STATED EXERCISE
Compile every line that includes the word "title".

>> Start DATASET ENTRIES

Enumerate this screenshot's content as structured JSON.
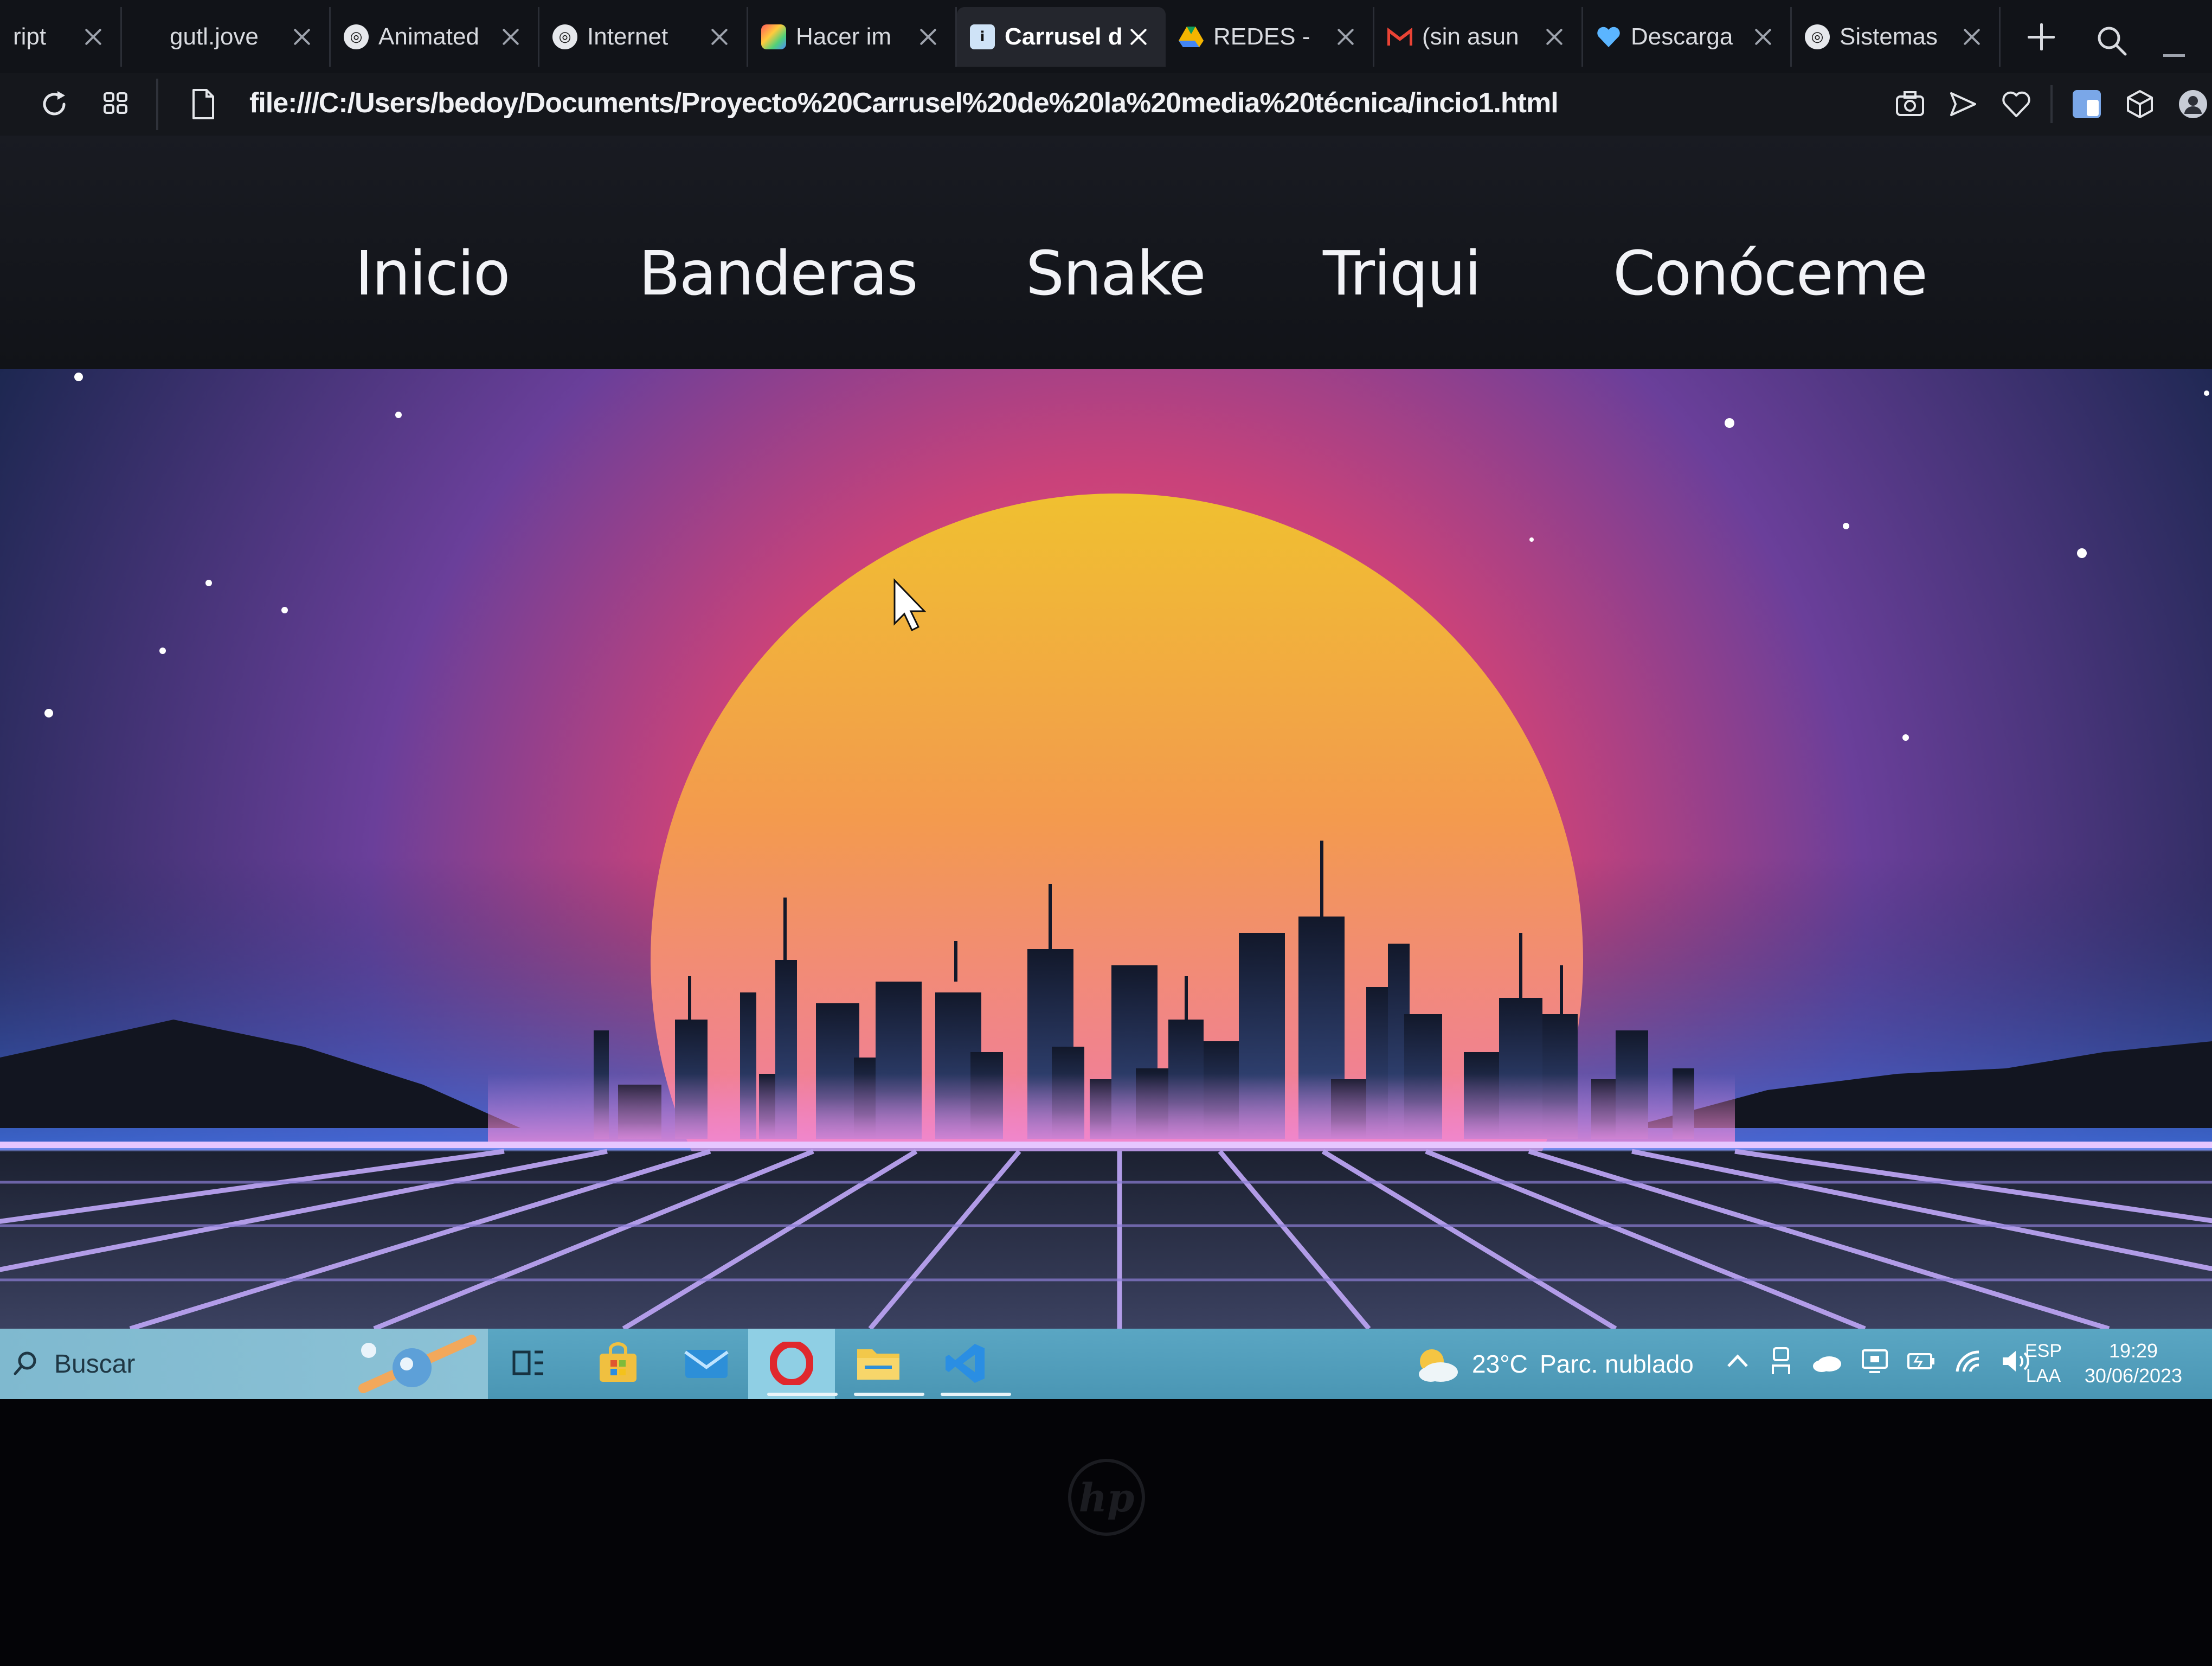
{
  "browser": {
    "tabs": [
      {
        "title": "ript",
        "favicon": "generic-icon",
        "active": false
      },
      {
        "title": "gutl.jove",
        "favicon": "none",
        "active": false
      },
      {
        "title": "Animated",
        "favicon": "globe-icon",
        "active": false
      },
      {
        "title": "Internet",
        "favicon": "globe-icon",
        "active": false
      },
      {
        "title": "Hacer im",
        "favicon": "colorful-app-icon",
        "active": false
      },
      {
        "title": "Carrusel d",
        "favicon": "document-icon",
        "active": true
      },
      {
        "title": "REDES -",
        "favicon": "drive-icon",
        "active": false
      },
      {
        "title": "(sin asun",
        "favicon": "gmail-icon",
        "active": false
      },
      {
        "title": "Descarga",
        "favicon": "heart-icon",
        "active": false
      },
      {
        "title": "Sistemas",
        "favicon": "globe-icon",
        "active": false
      }
    ],
    "url": "file:///C:/Users/bedoy/Documents/Proyecto%20Carrusel%20de%20la%20media%20técnica/incio1.html"
  },
  "site": {
    "nav": [
      "Inicio",
      "Banderas",
      "Snake",
      "Triqui",
      "Conóceme"
    ]
  },
  "hero": {
    "sun_colors": [
      "#f0c030",
      "#f39a4e",
      "#f07aa6",
      "#f58ad0"
    ],
    "sky_colors": [
      "#2a2f5a",
      "#8a3f8f",
      "#c9427a"
    ],
    "grid_color": "#b9a2f0"
  },
  "taskbar": {
    "search_placeholder": "Buscar",
    "weather_temp": "23°C",
    "weather_desc": "Parc. nublado",
    "lang_top": "ESP",
    "lang_bottom": "LAA",
    "time": "19:29",
    "date": "30/06/2023"
  },
  "hardware": {
    "logo": "hp"
  }
}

>> End DATASET ENTRIES

CORRECT RESPONSE
        "title": "ript",
        "title": "gutl.jove",
        "title": "Animated",
        "title": "Internet",
        "title": "Hacer im",
        "title": "Carrusel d",
        "title": "REDES -",
        "title": "(sin asun",
        "title": "Descarga",
        "title": "Sistemas",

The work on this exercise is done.